_SOURCE RECORDS_:
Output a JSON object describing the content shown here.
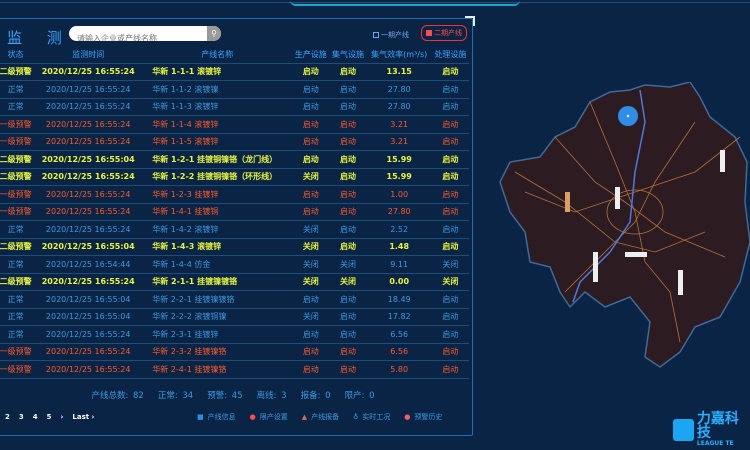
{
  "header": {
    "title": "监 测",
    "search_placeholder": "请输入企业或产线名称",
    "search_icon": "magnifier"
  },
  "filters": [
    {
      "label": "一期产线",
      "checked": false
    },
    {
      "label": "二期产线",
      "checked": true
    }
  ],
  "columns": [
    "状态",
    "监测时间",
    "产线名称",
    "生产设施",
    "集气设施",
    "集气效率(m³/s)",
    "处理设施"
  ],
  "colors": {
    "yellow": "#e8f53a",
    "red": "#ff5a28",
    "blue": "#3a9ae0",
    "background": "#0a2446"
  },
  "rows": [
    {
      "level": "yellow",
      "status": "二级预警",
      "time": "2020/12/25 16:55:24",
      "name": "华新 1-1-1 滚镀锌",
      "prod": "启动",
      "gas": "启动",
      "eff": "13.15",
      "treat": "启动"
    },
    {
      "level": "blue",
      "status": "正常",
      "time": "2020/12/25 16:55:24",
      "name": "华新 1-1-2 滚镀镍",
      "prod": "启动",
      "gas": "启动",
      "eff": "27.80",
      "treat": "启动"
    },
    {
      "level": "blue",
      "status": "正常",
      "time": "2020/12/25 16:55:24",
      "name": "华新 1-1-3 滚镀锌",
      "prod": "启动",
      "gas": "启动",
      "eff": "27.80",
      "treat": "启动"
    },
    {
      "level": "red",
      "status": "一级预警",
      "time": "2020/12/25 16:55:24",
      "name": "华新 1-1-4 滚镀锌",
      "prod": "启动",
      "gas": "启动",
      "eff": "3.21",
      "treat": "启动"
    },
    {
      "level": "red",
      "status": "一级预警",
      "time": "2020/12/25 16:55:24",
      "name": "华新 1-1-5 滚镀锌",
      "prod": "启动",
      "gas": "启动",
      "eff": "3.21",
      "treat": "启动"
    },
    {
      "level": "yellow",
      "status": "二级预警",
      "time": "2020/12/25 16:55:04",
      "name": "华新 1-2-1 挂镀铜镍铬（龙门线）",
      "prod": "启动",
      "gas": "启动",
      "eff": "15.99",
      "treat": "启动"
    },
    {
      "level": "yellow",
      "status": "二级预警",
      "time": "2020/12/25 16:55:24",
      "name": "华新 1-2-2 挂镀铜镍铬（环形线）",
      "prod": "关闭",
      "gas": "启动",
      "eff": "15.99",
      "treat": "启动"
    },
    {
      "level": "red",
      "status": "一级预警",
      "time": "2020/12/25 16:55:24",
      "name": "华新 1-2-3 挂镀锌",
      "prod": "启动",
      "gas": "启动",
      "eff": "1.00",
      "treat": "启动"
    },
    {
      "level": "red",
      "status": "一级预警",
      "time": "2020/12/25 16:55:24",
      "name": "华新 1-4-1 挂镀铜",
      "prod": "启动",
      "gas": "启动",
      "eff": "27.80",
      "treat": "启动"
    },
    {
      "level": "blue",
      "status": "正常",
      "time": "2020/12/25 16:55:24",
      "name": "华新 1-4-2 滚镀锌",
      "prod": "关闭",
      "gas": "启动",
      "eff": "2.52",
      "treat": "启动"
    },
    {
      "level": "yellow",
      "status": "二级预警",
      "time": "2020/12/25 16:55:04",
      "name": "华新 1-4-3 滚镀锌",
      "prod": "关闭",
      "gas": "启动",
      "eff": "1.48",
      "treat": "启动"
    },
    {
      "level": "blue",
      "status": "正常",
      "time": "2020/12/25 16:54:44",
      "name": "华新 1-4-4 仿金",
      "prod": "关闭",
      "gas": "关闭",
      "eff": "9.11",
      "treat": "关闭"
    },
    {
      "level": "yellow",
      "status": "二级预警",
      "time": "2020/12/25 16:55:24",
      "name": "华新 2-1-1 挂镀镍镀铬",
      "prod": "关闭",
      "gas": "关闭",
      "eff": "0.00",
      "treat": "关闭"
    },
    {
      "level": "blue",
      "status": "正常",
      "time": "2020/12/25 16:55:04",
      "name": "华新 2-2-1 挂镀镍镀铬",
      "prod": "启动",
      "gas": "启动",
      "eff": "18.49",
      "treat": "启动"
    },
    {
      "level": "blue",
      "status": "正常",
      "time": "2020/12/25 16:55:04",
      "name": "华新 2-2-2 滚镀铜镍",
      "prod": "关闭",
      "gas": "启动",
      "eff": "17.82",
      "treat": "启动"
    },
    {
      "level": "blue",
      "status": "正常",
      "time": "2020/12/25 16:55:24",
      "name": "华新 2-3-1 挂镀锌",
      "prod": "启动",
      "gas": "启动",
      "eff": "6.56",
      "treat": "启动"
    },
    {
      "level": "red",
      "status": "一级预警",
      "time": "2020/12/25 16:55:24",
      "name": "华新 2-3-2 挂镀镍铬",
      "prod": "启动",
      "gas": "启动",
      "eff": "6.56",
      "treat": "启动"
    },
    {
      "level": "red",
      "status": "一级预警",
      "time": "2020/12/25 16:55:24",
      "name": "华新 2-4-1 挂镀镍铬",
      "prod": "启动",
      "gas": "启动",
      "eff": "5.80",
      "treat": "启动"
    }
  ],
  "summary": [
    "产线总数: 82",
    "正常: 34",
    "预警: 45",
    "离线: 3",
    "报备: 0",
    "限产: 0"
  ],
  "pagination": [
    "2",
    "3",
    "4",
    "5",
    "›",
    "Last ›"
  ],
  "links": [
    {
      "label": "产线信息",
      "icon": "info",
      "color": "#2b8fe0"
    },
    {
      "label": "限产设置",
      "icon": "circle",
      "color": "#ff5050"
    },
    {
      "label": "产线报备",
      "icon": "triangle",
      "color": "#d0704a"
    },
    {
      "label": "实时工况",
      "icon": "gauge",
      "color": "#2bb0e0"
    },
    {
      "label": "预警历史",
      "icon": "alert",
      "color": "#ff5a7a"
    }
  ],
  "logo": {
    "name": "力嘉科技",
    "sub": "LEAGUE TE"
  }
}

_DIRECTIONS_:
Omit the pictures and restate the rest of the records verbatim.

_EXERCISE ANSWER_:
Output a JSON object describing the content shown here.
{
  "header": {
    "title": "监 测",
    "search_placeholder": "请输入企业或产线名称",
    "search_icon": "magnifier"
  },
  "filters": [
    {
      "label": "一期产线",
      "checked": false
    },
    {
      "label": "二期产线",
      "checked": true
    }
  ],
  "columns": [
    "状态",
    "监测时间",
    "产线名称",
    "生产设施",
    "集气设施",
    "集气效率(m³/s)",
    "处理设施"
  ],
  "colors": {
    "yellow": "#e8f53a",
    "red": "#ff5a28",
    "blue": "#3a9ae0",
    "background": "#0a2446"
  },
  "rows": [
    {
      "level": "yellow",
      "status": "二级预警",
      "time": "2020/12/25 16:55:24",
      "name": "华新 1-1-1 滚镀锌",
      "prod": "启动",
      "gas": "启动",
      "eff": "13.15",
      "treat": "启动"
    },
    {
      "level": "blue",
      "status": "正常",
      "time": "2020/12/25 16:55:24",
      "name": "华新 1-1-2 滚镀镍",
      "prod": "启动",
      "gas": "启动",
      "eff": "27.80",
      "treat": "启动"
    },
    {
      "level": "blue",
      "status": "正常",
      "time": "2020/12/25 16:55:24",
      "name": "华新 1-1-3 滚镀锌",
      "prod": "启动",
      "gas": "启动",
      "eff": "27.80",
      "treat": "启动"
    },
    {
      "level": "red",
      "status": "一级预警",
      "time": "2020/12/25 16:55:24",
      "name": "华新 1-1-4 滚镀锌",
      "prod": "启动",
      "gas": "启动",
      "eff": "3.21",
      "treat": "启动"
    },
    {
      "level": "red",
      "status": "一级预警",
      "time": "2020/12/25 16:55:24",
      "name": "华新 1-1-5 滚镀锌",
      "prod": "启动",
      "gas": "启动",
      "eff": "3.21",
      "treat": "启动"
    },
    {
      "level": "yellow",
      "status": "二级预警",
      "time": "2020/12/25 16:55:04",
      "name": "华新 1-2-1 挂镀铜镍铬（龙门线）",
      "prod": "启动",
      "gas": "启动",
      "eff": "15.99",
      "treat": "启动"
    },
    {
      "level": "yellow",
      "status": "二级预警",
      "time": "2020/12/25 16:55:24",
      "name": "华新 1-2-2 挂镀铜镍铬（环形线）",
      "prod": "关闭",
      "gas": "启动",
      "eff": "15.99",
      "treat": "启动"
    },
    {
      "level": "red",
      "status": "一级预警",
      "time": "2020/12/25 16:55:24",
      "name": "华新 1-2-3 挂镀锌",
      "prod": "启动",
      "gas": "启动",
      "eff": "1.00",
      "treat": "启动"
    },
    {
      "level": "red",
      "status": "一级预警",
      "time": "2020/12/25 16:55:24",
      "name": "华新 1-4-1 挂镀铜",
      "prod": "启动",
      "gas": "启动",
      "eff": "27.80",
      "treat": "启动"
    },
    {
      "level": "blue",
      "status": "正常",
      "time": "2020/12/25 16:55:24",
      "name": "华新 1-4-2 滚镀锌",
      "prod": "关闭",
      "gas": "启动",
      "eff": "2.52",
      "treat": "启动"
    },
    {
      "level": "yellow",
      "status": "二级预警",
      "time": "2020/12/25 16:55:04",
      "name": "华新 1-4-3 滚镀锌",
      "prod": "关闭",
      "gas": "启动",
      "eff": "1.48",
      "treat": "启动"
    },
    {
      "level": "blue",
      "status": "正常",
      "time": "2020/12/25 16:54:44",
      "name": "华新 1-4-4 仿金",
      "prod": "关闭",
      "gas": "关闭",
      "eff": "9.11",
      "treat": "关闭"
    },
    {
      "level": "yellow",
      "status": "二级预警",
      "time": "2020/12/25 16:55:24",
      "name": "华新 2-1-1 挂镀镍镀铬",
      "prod": "关闭",
      "gas": "关闭",
      "eff": "0.00",
      "treat": "关闭"
    },
    {
      "level": "blue",
      "status": "正常",
      "time": "2020/12/25 16:55:04",
      "name": "华新 2-2-1 挂镀镍镀铬",
      "prod": "启动",
      "gas": "启动",
      "eff": "18.49",
      "treat": "启动"
    },
    {
      "level": "blue",
      "status": "正常",
      "time": "2020/12/25 16:55:04",
      "name": "华新 2-2-2 滚镀铜镍",
      "prod": "关闭",
      "gas": "启动",
      "eff": "17.82",
      "treat": "启动"
    },
    {
      "level": "blue",
      "status": "正常",
      "time": "2020/12/25 16:55:24",
      "name": "华新 2-3-1 挂镀锌",
      "prod": "启动",
      "gas": "启动",
      "eff": "6.56",
      "treat": "启动"
    },
    {
      "level": "red",
      "status": "一级预警",
      "time": "2020/12/25 16:55:24",
      "name": "华新 2-3-2 挂镀镍铬",
      "prod": "启动",
      "gas": "启动",
      "eff": "6.56",
      "treat": "启动"
    },
    {
      "level": "red",
      "status": "一级预警",
      "time": "2020/12/25 16:55:24",
      "name": "华新 2-4-1 挂镀镍铬",
      "prod": "启动",
      "gas": "启动",
      "eff": "5.80",
      "treat": "启动"
    }
  ],
  "summary": [
    "产线总数: 82",
    "正常: 34",
    "预警: 45",
    "离线: 3",
    "报备: 0",
    "限产: 0"
  ],
  "pagination": [
    "2",
    "3",
    "4",
    "5",
    "›",
    "Last ›"
  ],
  "links": [
    {
      "label": "产线信息",
      "icon": "info",
      "color": "#2b8fe0"
    },
    {
      "label": "限产设置",
      "icon": "circle",
      "color": "#ff5050"
    },
    {
      "label": "产线报备",
      "icon": "triangle",
      "color": "#d0704a"
    },
    {
      "label": "实时工况",
      "icon": "gauge",
      "color": "#2bb0e0"
    },
    {
      "label": "预警历史",
      "icon": "alert",
      "color": "#ff5a7a"
    }
  ],
  "logo": {
    "name": "力嘉科技",
    "sub": "LEAGUE TE"
  }
}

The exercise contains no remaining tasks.